Your objective:
Determine the number of lines containing the word "this". Reply with it and nothing else.
--- START OF Records to use ---
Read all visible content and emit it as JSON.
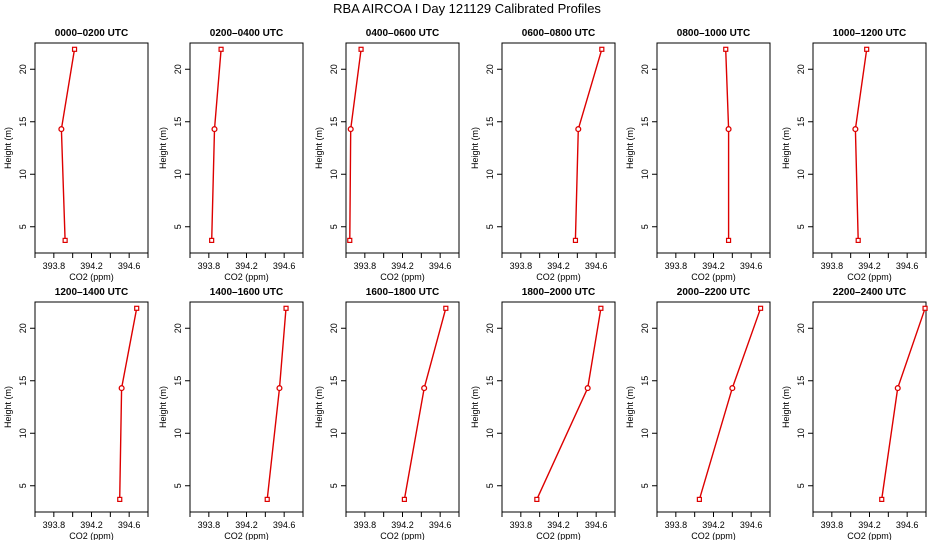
{
  "figure": {
    "title": "RBA AIRCOA I  Day 121129  Calibrated Profiles"
  },
  "chart_data": [
    {
      "type": "line",
      "title": "0000–0200 UTC",
      "xlabel": "CO2 (ppm)",
      "ylabel": "Height (m)",
      "xlim": [
        393.6,
        394.8
      ],
      "ylim": [
        2.5,
        22.5
      ],
      "xticks": [
        "393.8",
        "394.2",
        "394.6"
      ],
      "yticks": [
        "5",
        "10",
        "15",
        "20"
      ],
      "points": [
        {
          "x": 393.92,
          "y": 3.7
        },
        {
          "x": 393.88,
          "y": 14.3
        },
        {
          "x": 394.02,
          "y": 21.9
        }
      ]
    },
    {
      "type": "line",
      "title": "0200–0400 UTC",
      "xlabel": "CO2 (ppm)",
      "ylabel": "Height (m)",
      "xlim": [
        393.6,
        394.8
      ],
      "ylim": [
        2.5,
        22.5
      ],
      "xticks": [
        "393.8",
        "394.2",
        "394.6"
      ],
      "yticks": [
        "5",
        "10",
        "15",
        "20"
      ],
      "points": [
        {
          "x": 393.83,
          "y": 3.7
        },
        {
          "x": 393.86,
          "y": 14.3
        },
        {
          "x": 393.93,
          "y": 21.9
        }
      ]
    },
    {
      "type": "line",
      "title": "0400–0600 UTC",
      "xlabel": "CO2 (ppm)",
      "ylabel": "Height (m)",
      "xlim": [
        393.6,
        394.8
      ],
      "ylim": [
        2.5,
        22.5
      ],
      "xticks": [
        "393.8",
        "394.2",
        "394.6"
      ],
      "yticks": [
        "5",
        "10",
        "15",
        "20"
      ],
      "points": [
        {
          "x": 393.64,
          "y": 3.7
        },
        {
          "x": 393.65,
          "y": 14.3
        },
        {
          "x": 393.76,
          "y": 21.9
        }
      ]
    },
    {
      "type": "line",
      "title": "0600–0800 UTC",
      "xlabel": "CO2 (ppm)",
      "ylabel": "Height (m)",
      "xlim": [
        393.6,
        394.8
      ],
      "ylim": [
        2.5,
        22.5
      ],
      "xticks": [
        "393.8",
        "394.2",
        "394.6"
      ],
      "yticks": [
        "5",
        "10",
        "15",
        "20"
      ],
      "points": [
        {
          "x": 394.38,
          "y": 3.7
        },
        {
          "x": 394.41,
          "y": 14.3
        },
        {
          "x": 394.66,
          "y": 21.9
        }
      ]
    },
    {
      "type": "line",
      "title": "0800–1000 UTC",
      "xlabel": "CO2 (ppm)",
      "ylabel": "Height (m)",
      "xlim": [
        393.6,
        394.8
      ],
      "ylim": [
        2.5,
        22.5
      ],
      "xticks": [
        "393.8",
        "394.2",
        "394.6"
      ],
      "yticks": [
        "5",
        "10",
        "15",
        "20"
      ],
      "points": [
        {
          "x": 394.36,
          "y": 3.7
        },
        {
          "x": 394.36,
          "y": 14.3
        },
        {
          "x": 394.33,
          "y": 21.9
        }
      ]
    },
    {
      "type": "line",
      "title": "1000–1200 UTC",
      "xlabel": "CO2 (ppm)",
      "ylabel": "Height (m)",
      "xlim": [
        393.6,
        394.8
      ],
      "ylim": [
        2.5,
        22.5
      ],
      "xticks": [
        "393.8",
        "394.2",
        "394.6"
      ],
      "yticks": [
        "5",
        "10",
        "15",
        "20"
      ],
      "points": [
        {
          "x": 394.08,
          "y": 3.7
        },
        {
          "x": 394.05,
          "y": 14.3
        },
        {
          "x": 394.17,
          "y": 21.9
        }
      ]
    },
    {
      "type": "line",
      "title": "1200–1400 UTC",
      "xlabel": "CO2 (ppm)",
      "ylabel": "Height (m)",
      "xlim": [
        393.6,
        394.8
      ],
      "ylim": [
        2.5,
        22.5
      ],
      "xticks": [
        "393.8",
        "394.2",
        "394.6"
      ],
      "yticks": [
        "5",
        "10",
        "15",
        "20"
      ],
      "points": [
        {
          "x": 394.5,
          "y": 3.7
        },
        {
          "x": 394.52,
          "y": 14.3
        },
        {
          "x": 394.68,
          "y": 21.9
        }
      ]
    },
    {
      "type": "line",
      "title": "1400–1600 UTC",
      "xlabel": "CO2 (ppm)",
      "ylabel": "Height (m)",
      "xlim": [
        393.6,
        394.8
      ],
      "ylim": [
        2.5,
        22.5
      ],
      "xticks": [
        "393.8",
        "394.2",
        "394.6"
      ],
      "yticks": [
        "5",
        "10",
        "15",
        "20"
      ],
      "points": [
        {
          "x": 394.42,
          "y": 3.7
        },
        {
          "x": 394.55,
          "y": 14.3
        },
        {
          "x": 394.62,
          "y": 21.9
        }
      ]
    },
    {
      "type": "line",
      "title": "1600–1800 UTC",
      "xlabel": "CO2 (ppm)",
      "ylabel": "Height (m)",
      "xlim": [
        393.6,
        394.8
      ],
      "ylim": [
        2.5,
        22.5
      ],
      "xticks": [
        "393.8",
        "394.2",
        "394.6"
      ],
      "yticks": [
        "5",
        "10",
        "15",
        "20"
      ],
      "points": [
        {
          "x": 394.22,
          "y": 3.7
        },
        {
          "x": 394.43,
          "y": 14.3
        },
        {
          "x": 394.66,
          "y": 21.9
        }
      ]
    },
    {
      "type": "line",
      "title": "1800–2000 UTC",
      "xlabel": "CO2 (ppm)",
      "ylabel": "Height (m)",
      "xlim": [
        393.6,
        394.8
      ],
      "ylim": [
        2.5,
        22.5
      ],
      "xticks": [
        "393.8",
        "394.2",
        "394.6"
      ],
      "yticks": [
        "5",
        "10",
        "15",
        "20"
      ],
      "points": [
        {
          "x": 393.97,
          "y": 3.7
        },
        {
          "x": 394.51,
          "y": 14.3
        },
        {
          "x": 394.65,
          "y": 21.9
        }
      ]
    },
    {
      "type": "line",
      "title": "2000–2200 UTC",
      "xlabel": "CO2 (ppm)",
      "ylabel": "Height (m)",
      "xlim": [
        393.6,
        394.8
      ],
      "ylim": [
        2.5,
        22.5
      ],
      "xticks": [
        "393.8",
        "394.2",
        "394.6"
      ],
      "yticks": [
        "5",
        "10",
        "15",
        "20"
      ],
      "points": [
        {
          "x": 394.05,
          "y": 3.7
        },
        {
          "x": 394.4,
          "y": 14.3
        },
        {
          "x": 394.7,
          "y": 21.9
        }
      ]
    },
    {
      "type": "line",
      "title": "2200–2400 UTC",
      "xlabel": "CO2 (ppm)",
      "ylabel": "Height (m)",
      "xlim": [
        393.6,
        394.8
      ],
      "ylim": [
        2.5,
        22.5
      ],
      "xticks": [
        "393.8",
        "394.2",
        "394.6"
      ],
      "yticks": [
        "5",
        "10",
        "15",
        "20"
      ],
      "points": [
        {
          "x": 394.33,
          "y": 3.7
        },
        {
          "x": 394.5,
          "y": 14.3
        },
        {
          "x": 394.79,
          "y": 21.9
        }
      ]
    }
  ],
  "colors": {
    "series": "#dd0000",
    "axes": "#000000",
    "background": "#ffffff"
  }
}
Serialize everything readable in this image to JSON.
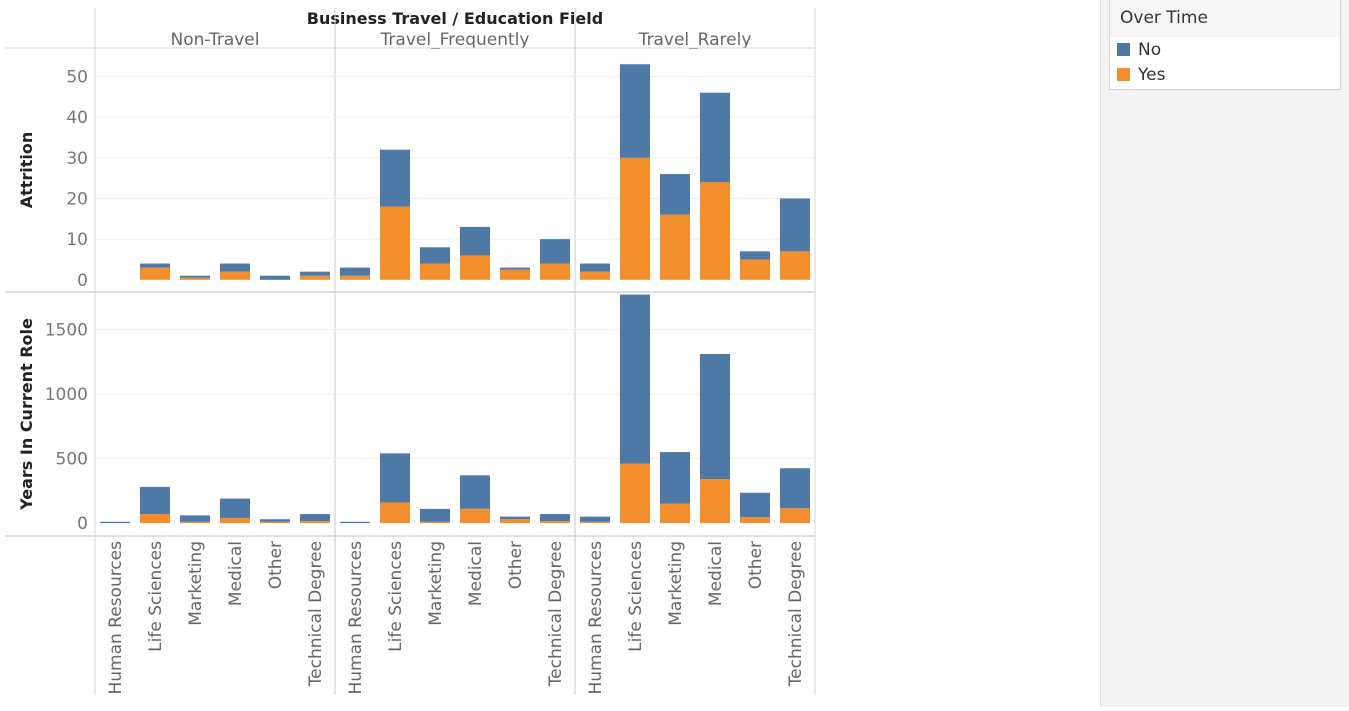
{
  "colors": {
    "no": "#4e79a7",
    "yes": "#f28e2b"
  },
  "legend": {
    "title": "Over Time",
    "items": [
      {
        "label": "No",
        "color": "#4e79a7"
      },
      {
        "label": "Yes",
        "color": "#f28e2b"
      }
    ]
  },
  "chart_data": {
    "type": "bar",
    "stacked": true,
    "header_title": "Business Travel  /  Education Field",
    "columns": [
      "Non-Travel",
      "Travel_Frequently",
      "Travel_Rarely"
    ],
    "categories": [
      "Human Resources",
      "Life Sciences",
      "Marketing",
      "Medical",
      "Other",
      "Technical Degree"
    ],
    "series_names": [
      "No",
      "Yes"
    ],
    "rows": [
      {
        "ylabel": "Attrition",
        "ylim": [
          -3,
          57
        ],
        "ticks": [
          0,
          10,
          20,
          30,
          40,
          50
        ],
        "panels": [
          {
            "column": "Non-Travel",
            "series": [
              {
                "name": "Yes",
                "values": [
                  0,
                  3,
                  0.5,
                  2,
                  0,
                  1
                ]
              },
              {
                "name": "No",
                "values": [
                  0,
                  1,
                  0.5,
                  2,
                  1,
                  1
                ]
              }
            ]
          },
          {
            "column": "Travel_Frequently",
            "series": [
              {
                "name": "Yes",
                "values": [
                  1,
                  18,
                  4,
                  6,
                  2.5,
                  4
                ]
              },
              {
                "name": "No",
                "values": [
                  2,
                  14,
                  4,
                  7,
                  0.5,
                  6
                ]
              }
            ]
          },
          {
            "column": "Travel_Rarely",
            "series": [
              {
                "name": "Yes",
                "values": [
                  2,
                  30,
                  16,
                  24,
                  5,
                  7
                ]
              },
              {
                "name": "No",
                "values": [
                  2,
                  23,
                  10,
                  22,
                  2,
                  13
                ]
              }
            ]
          }
        ]
      },
      {
        "ylabel": "Years In Current Role",
        "ylim": [
          -100,
          1790
        ],
        "ticks": [
          0,
          500,
          1000,
          1500
        ],
        "panels": [
          {
            "column": "Non-Travel",
            "series": [
              {
                "name": "Yes",
                "values": [
                  0,
                  70,
                  10,
                  40,
                  10,
                  15
                ]
              },
              {
                "name": "No",
                "values": [
                  10,
                  210,
                  50,
                  150,
                  20,
                  55
                ]
              }
            ]
          },
          {
            "column": "Travel_Frequently",
            "series": [
              {
                "name": "Yes",
                "values": [
                  0,
                  160,
                  10,
                  110,
                  30,
                  15
                ]
              },
              {
                "name": "No",
                "values": [
                  10,
                  380,
                  100,
                  260,
                  20,
                  55
                ]
              }
            ]
          },
          {
            "column": "Travel_Rarely",
            "series": [
              {
                "name": "Yes",
                "values": [
                  10,
                  460,
                  150,
                  340,
                  45,
                  115
                ]
              },
              {
                "name": "No",
                "values": [
                  40,
                  1310,
                  400,
                  970,
                  190,
                  310
                ]
              }
            ]
          }
        ]
      }
    ]
  }
}
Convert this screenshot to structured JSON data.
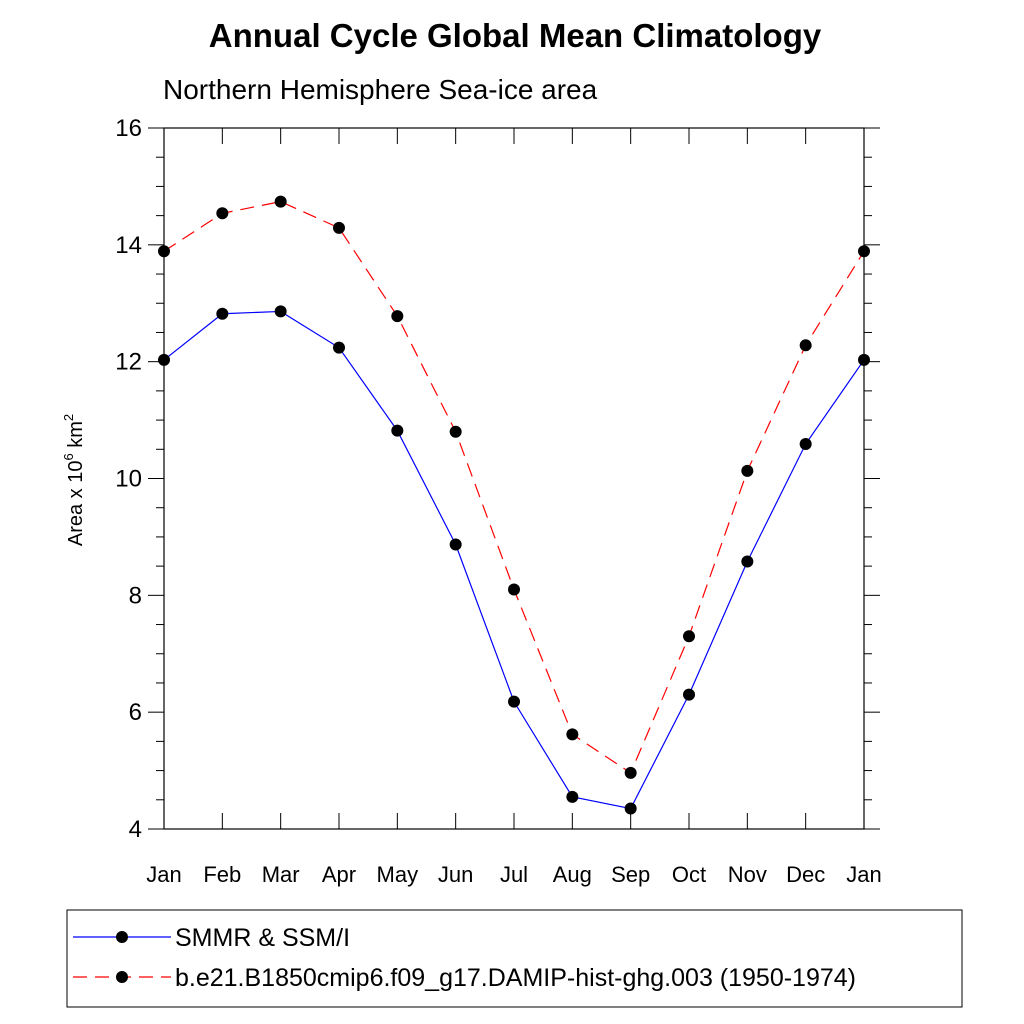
{
  "chart_data": {
    "type": "line",
    "title": "Annual Cycle Global Mean Climatology",
    "subtitle": "Northern Hemisphere Sea-ice area",
    "ylabel_base": "Area x 10",
    "ylabel_exp": "6",
    "ylabel_unit": " km",
    "ylabel_unit_exp": "2",
    "xlabel": "",
    "categories": [
      "Jan",
      "Feb",
      "Mar",
      "Apr",
      "May",
      "Jun",
      "Jul",
      "Aug",
      "Sep",
      "Oct",
      "Nov",
      "Dec",
      "Jan"
    ],
    "ylim": [
      4,
      16
    ],
    "yticks": [
      4,
      6,
      8,
      10,
      12,
      14,
      16
    ],
    "grid": false,
    "legend_placement": "bottom",
    "series": [
      {
        "name": "SMMR & SSM/I",
        "color": "#0000ff",
        "dash": "solid",
        "values": [
          12.03,
          12.82,
          12.86,
          12.24,
          10.82,
          8.87,
          6.18,
          4.55,
          4.35,
          6.3,
          8.58,
          10.59,
          12.03
        ]
      },
      {
        "name": "b.e21.B1850cmip6.f09_g17.DAMIP-hist-ghg.003 (1950-1974)",
        "color": "#ff0000",
        "dash": "dashed",
        "values": [
          13.89,
          14.54,
          14.74,
          14.29,
          12.78,
          10.8,
          8.1,
          5.62,
          4.96,
          7.3,
          10.13,
          12.28,
          13.89
        ]
      }
    ]
  }
}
--- END OF Records to use ---
Task answer:
2